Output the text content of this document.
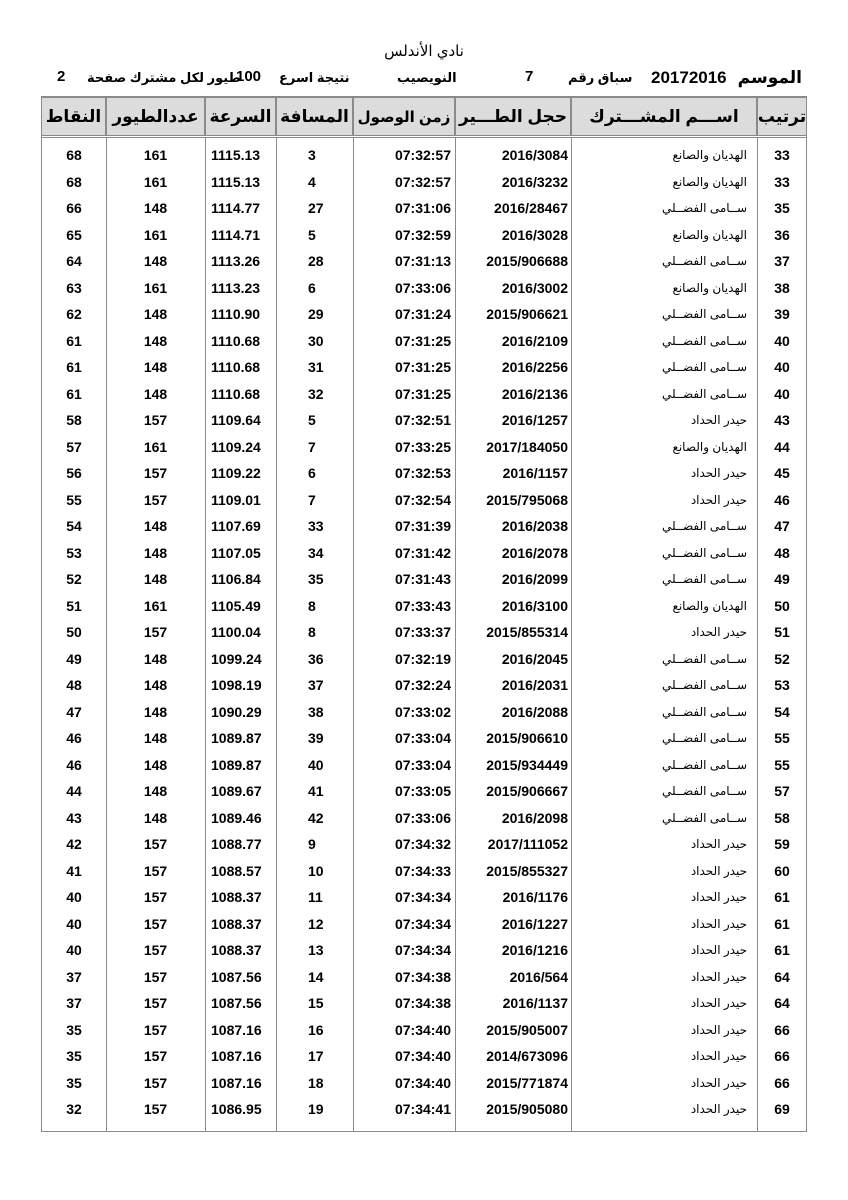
نادي الأندلس
الموسم
20172016
سباق رقم
7
النويصيب
نتيجة اسرع
100
طيور لكل مشترك صفحة
2
ترتيب
اســـم المشـــترك
حجل الطـــير
زمن الوصول
المسافة
السرعة
عددالطيور
النقاط
33
الهديان والصانع
2016/3084
07:32:57
3
1115.13
161
68
33
الهديان والصانع
2016/3232
07:32:57
4
1115.13
161
68
35
ســامى الفضــلي
2016/28467
07:31:06
27
1114.77
148
66
36
الهديان والصانع
2016/3028
07:32:59
5
1114.71
161
65
37
ســامى الفضــلي
2015/906688
07:31:13
28
1113.26
148
64
38
الهديان والصانع
2016/3002
07:33:06
6
1113.23
161
63
39
ســامى الفضــلي
2015/906621
07:31:24
29
1110.90
148
62
40
ســامى الفضــلي
2016/2109
07:31:25
30
1110.68
148
61
40
ســامى الفضــلي
2016/2256
07:31:25
31
1110.68
148
61
40
ســامى الفضــلي
2016/2136
07:31:25
32
1110.68
148
61
43
حيدر الحداد
2016/1257
07:32:51
5
1109.64
157
58
44
الهديان والصانع
2017/184050
07:33:25
7
1109.24
161
57
45
حيدر الحداد
2016/1157
07:32:53
6
1109.22
157
56
46
حيدر الحداد
2015/795068
07:32:54
7
1109.01
157
55
47
ســامى الفضــلي
2016/2038
07:31:39
33
1107.69
148
54
48
ســامى الفضــلي
2016/2078
07:31:42
34
1107.05
148
53
49
ســامى الفضــلي
2016/2099
07:31:43
35
1106.84
148
52
50
الهديان والصانع
2016/3100
07:33:43
8
1105.49
161
51
51
حيدر الحداد
2015/855314
07:33:37
8
1100.04
157
50
52
ســامى الفضــلي
2016/2045
07:32:19
36
1099.24
148
49
53
ســامى الفضــلي
2016/2031
07:32:24
37
1098.19
148
48
54
ســامى الفضــلي
2016/2088
07:33:02
38
1090.29
148
47
55
ســامى الفضــلي
2015/906610
07:33:04
39
1089.87
148
46
55
ســامى الفضــلي
2015/934449
07:33:04
40
1089.87
148
46
57
ســامى الفضــلي
2015/906667
07:33:05
41
1089.67
148
44
58
ســامى الفضــلي
2016/2098
07:33:06
42
1089.46
148
43
59
حيدر الحداد
2017/111052
07:34:32
9
1088.77
157
42
60
حيدر الحداد
2015/855327
07:34:33
10
1088.57
157
41
61
حيدر الحداد
2016/1176
07:34:34
11
1088.37
157
40
61
حيدر الحداد
2016/1227
07:34:34
12
1088.37
157
40
61
حيدر الحداد
2016/1216
07:34:34
13
1088.37
157
40
64
حيدر الحداد
2016/564
07:34:38
14
1087.56
157
37
64
حيدر الحداد
2016/1137
07:34:38
15
1087.56
157
37
66
حيدر الحداد
2015/905007
07:34:40
16
1087.16
157
35
66
حيدر الحداد
2014/673096
07:34:40
17
1087.16
157
35
66
حيدر الحداد
2015/771874
07:34:40
18
1087.16
157
35
69
حيدر الحداد
2015/905080
07:34:41
19
1086.95
157
32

§

Pictures in the records above should not be copied. Repeat everything else exactly.

• _Result for this exercise_:
Output the text content of this document.
نادي الأندلس
الموسم
20172016
سباق رقم
7
النويصيب
نتيجة اسرع
100
طيور لكل مشترك صفحة
2
ترتيب
اســـم المشـــترك
حجل الطـــير
زمن الوصول
المسافة
السرعة
عددالطيور
النقاط
33
الهديان والصانع
2016/3084
07:32:57
3
1115.13
161
68
33
الهديان والصانع
2016/3232
07:32:57
4
1115.13
161
68
35
ســامى الفضــلي
2016/28467
07:31:06
27
1114.77
148
66
36
الهديان والصانع
2016/3028
07:32:59
5
1114.71
161
65
37
ســامى الفضــلي
2015/906688
07:31:13
28
1113.26
148
64
38
الهديان والصانع
2016/3002
07:33:06
6
1113.23
161
63
39
ســامى الفضــلي
2015/906621
07:31:24
29
1110.90
148
62
40
ســامى الفضــلي
2016/2109
07:31:25
30
1110.68
148
61
40
ســامى الفضــلي
2016/2256
07:31:25
31
1110.68
148
61
40
ســامى الفضــلي
2016/2136
07:31:25
32
1110.68
148
61
43
حيدر الحداد
2016/1257
07:32:51
5
1109.64
157
58
44
الهديان والصانع
2017/184050
07:33:25
7
1109.24
161
57
45
حيدر الحداد
2016/1157
07:32:53
6
1109.22
157
56
46
حيدر الحداد
2015/795068
07:32:54
7
1109.01
157
55
47
ســامى الفضــلي
2016/2038
07:31:39
33
1107.69
148
54
48
ســامى الفضــلي
2016/2078
07:31:42
34
1107.05
148
53
49
ســامى الفضــلي
2016/2099
07:31:43
35
1106.84
148
52
50
الهديان والصانع
2016/3100
07:33:43
8
1105.49
161
51
51
حيدر الحداد
2015/855314
07:33:37
8
1100.04
157
50
52
ســامى الفضــلي
2016/2045
07:32:19
36
1099.24
148
49
53
ســامى الفضــلي
2016/2031
07:32:24
37
1098.19
148
48
54
ســامى الفضــلي
2016/2088
07:33:02
38
1090.29
148
47
55
ســامى الفضــلي
2015/906610
07:33:04
39
1089.87
148
46
55
ســامى الفضــلي
2015/934449
07:33:04
40
1089.87
148
46
57
ســامى الفضــلي
2015/906667
07:33:05
41
1089.67
148
44
58
ســامى الفضــلي
2016/2098
07:33:06
42
1089.46
148
43
59
حيدر الحداد
2017/111052
07:34:32
9
1088.77
157
42
60
حيدر الحداد
2015/855327
07:34:33
10
1088.57
157
41
61
حيدر الحداد
2016/1176
07:34:34
11
1088.37
157
40
61
حيدر الحداد
2016/1227
07:34:34
12
1088.37
157
40
61
حيدر الحداد
2016/1216
07:34:34
13
1088.37
157
40
64
حيدر الحداد
2016/564
07:34:38
14
1087.56
157
37
64
حيدر الحداد
2016/1137
07:34:38
15
1087.56
157
37
66
حيدر الحداد
2015/905007
07:34:40
16
1087.16
157
35
66
حيدر الحداد
2014/673096
07:34:40
17
1087.16
157
35
66
حيدر الحداد
2015/771874
07:34:40
18
1087.16
157
35
69
حيدر الحداد
2015/905080
07:34:41
19
1086.95
157
32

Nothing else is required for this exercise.